** start Source material **
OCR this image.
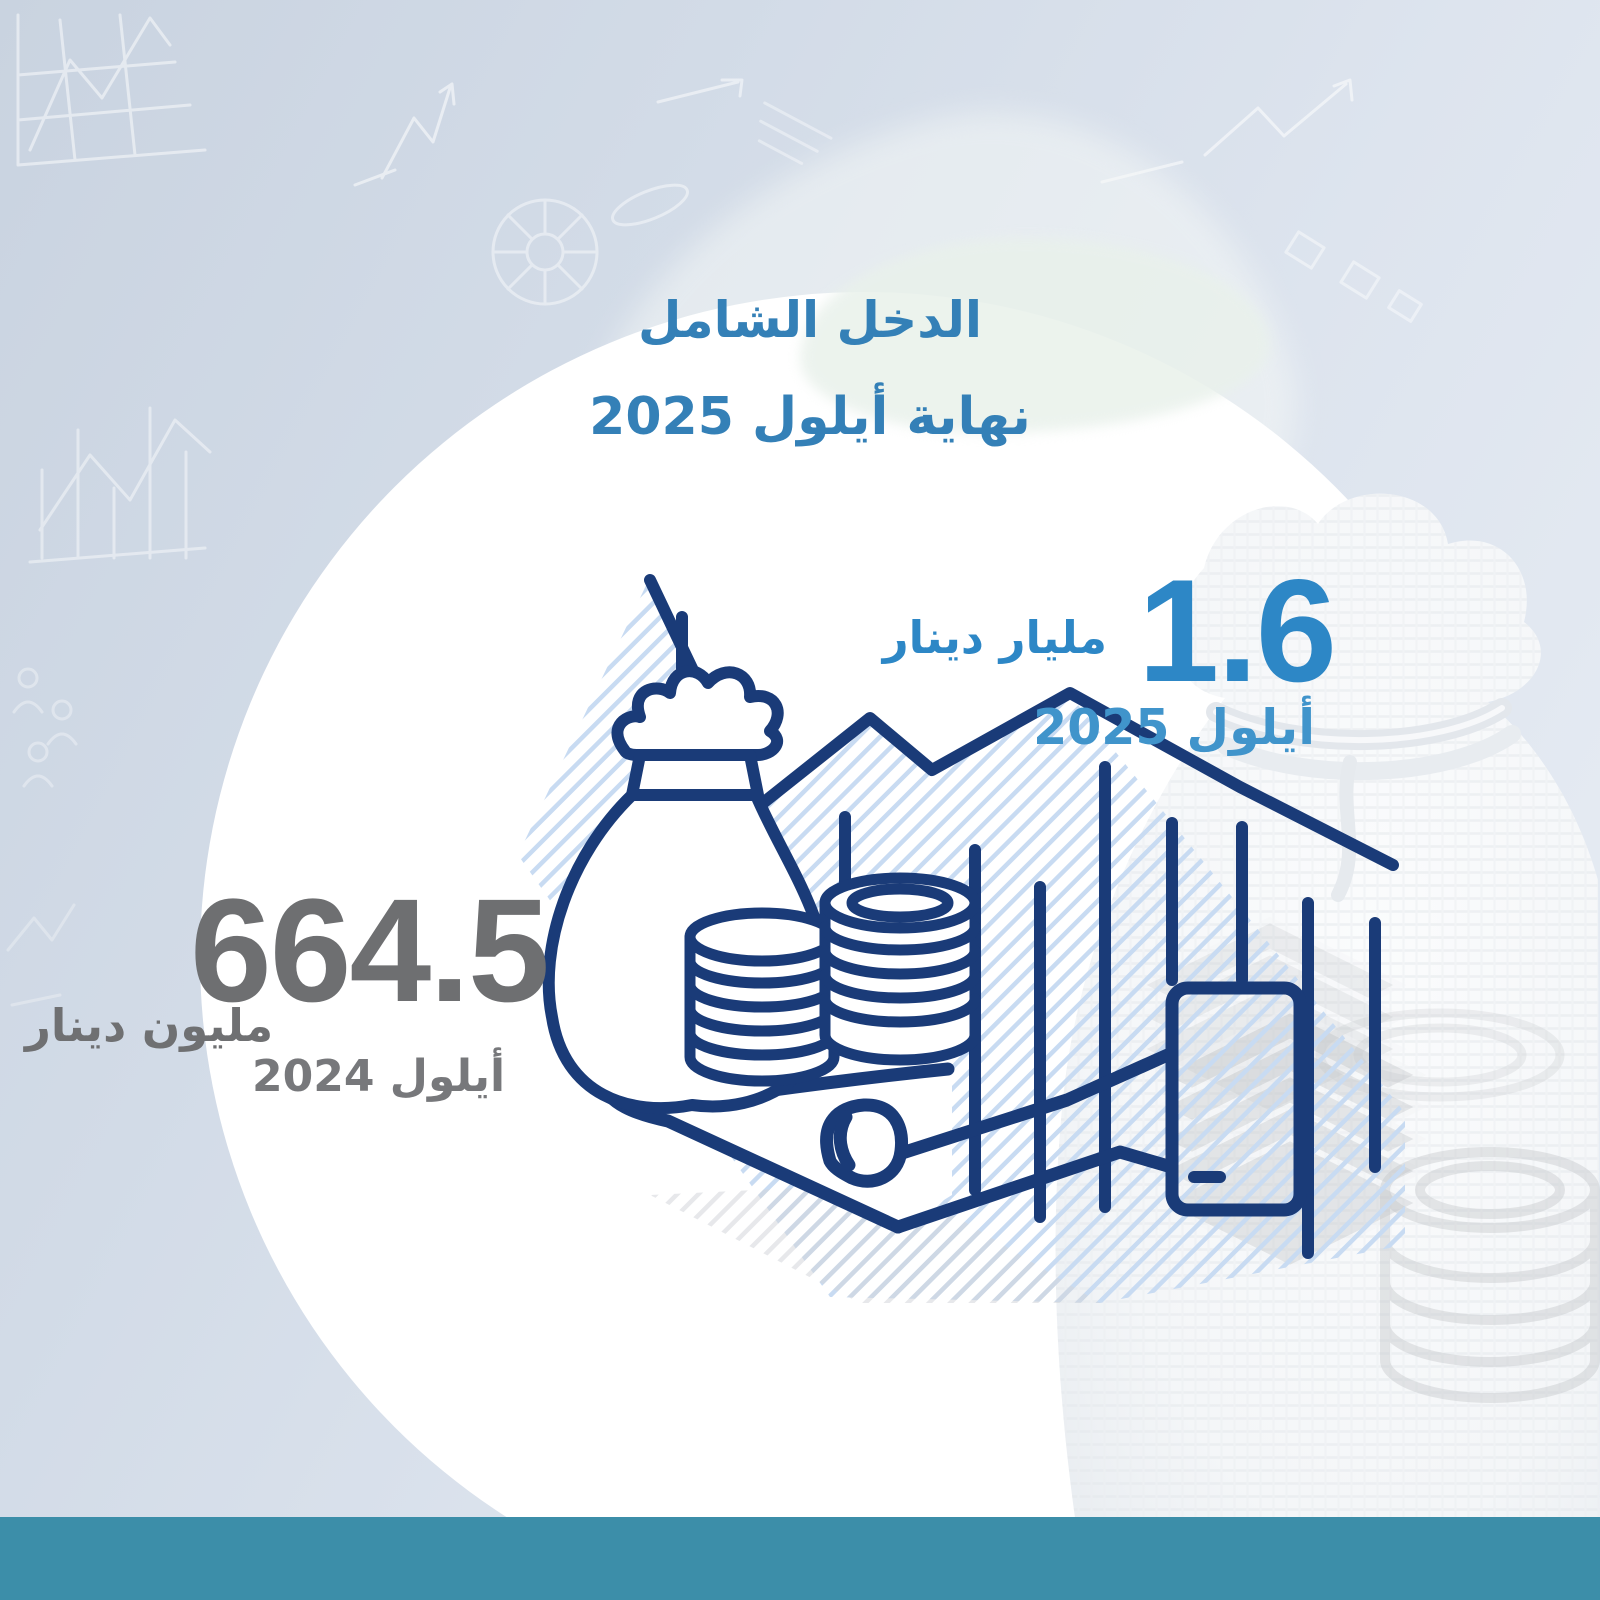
الدخل الشامل
نهاية أيلول 2025
1.6
مليار دينار
أيلول 2025
664.5
مليون دينار
أيلول 2024
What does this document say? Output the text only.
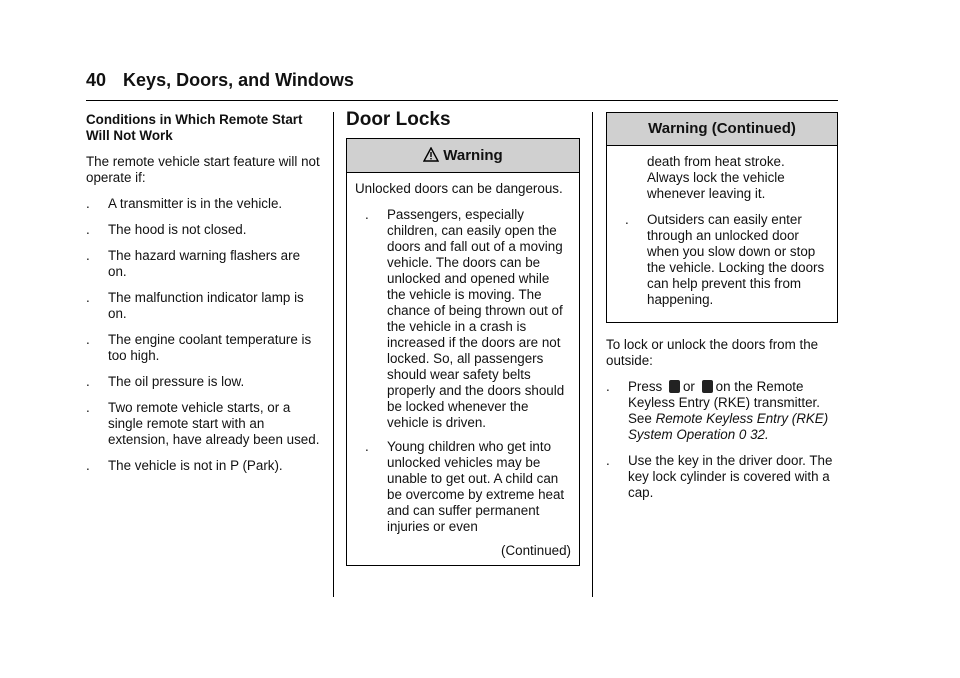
40 Keys, Doors, and Windows

Conditions in Which Remote Start Will Not Work

The remote vehicle start feature will not operate if:

. A transmitter is in the vehicle.
. The hood is not closed.
. The hazard warning flashers are on.
. The malfunction indicator lamp is on.
. The engine coolant temperature is too high.
. The oil pressure is low.
. Two remote vehicle starts, or a single remote start with an extension, have already been used.
. The vehicle is not in P (Park).
Door Locks
Warning

Unlocked doors can be dangerous.

. Passengers, especially children, can easily open the doors and fall out of a moving vehicle. The doors can be unlocked and opened while the vehicle is moving. The chance of being thrown out of the vehicle in a crash is increased if the doors are not locked. So, all passengers should wear safety belts properly and the doors should be locked whenever the vehicle is driven.
. Young children who get into unlocked vehicles may be unable to get out. A child can be overcome by extreme heat and can suffer permanent injuries or even
(Continued)
Warning (Continued)

death from heat stroke. Always lock the vehicle whenever leaving it.

. Outsiders can easily enter through an unlocked door when you slow down or stop the vehicle. Locking the doors can help prevent this from happening.

To lock or unlock the doors from the outside:

. Press or on the Remote Keyless Entry (RKE) transmitter. See Remote Keyless Entry (RKE) System Operation 0 32.
. Use the key in the driver door. The key lock cylinder is covered with a cap.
** end Source material **
Above are entries; state the number of lines among them that contain "easily", and nothing else.

• **Answer**: 2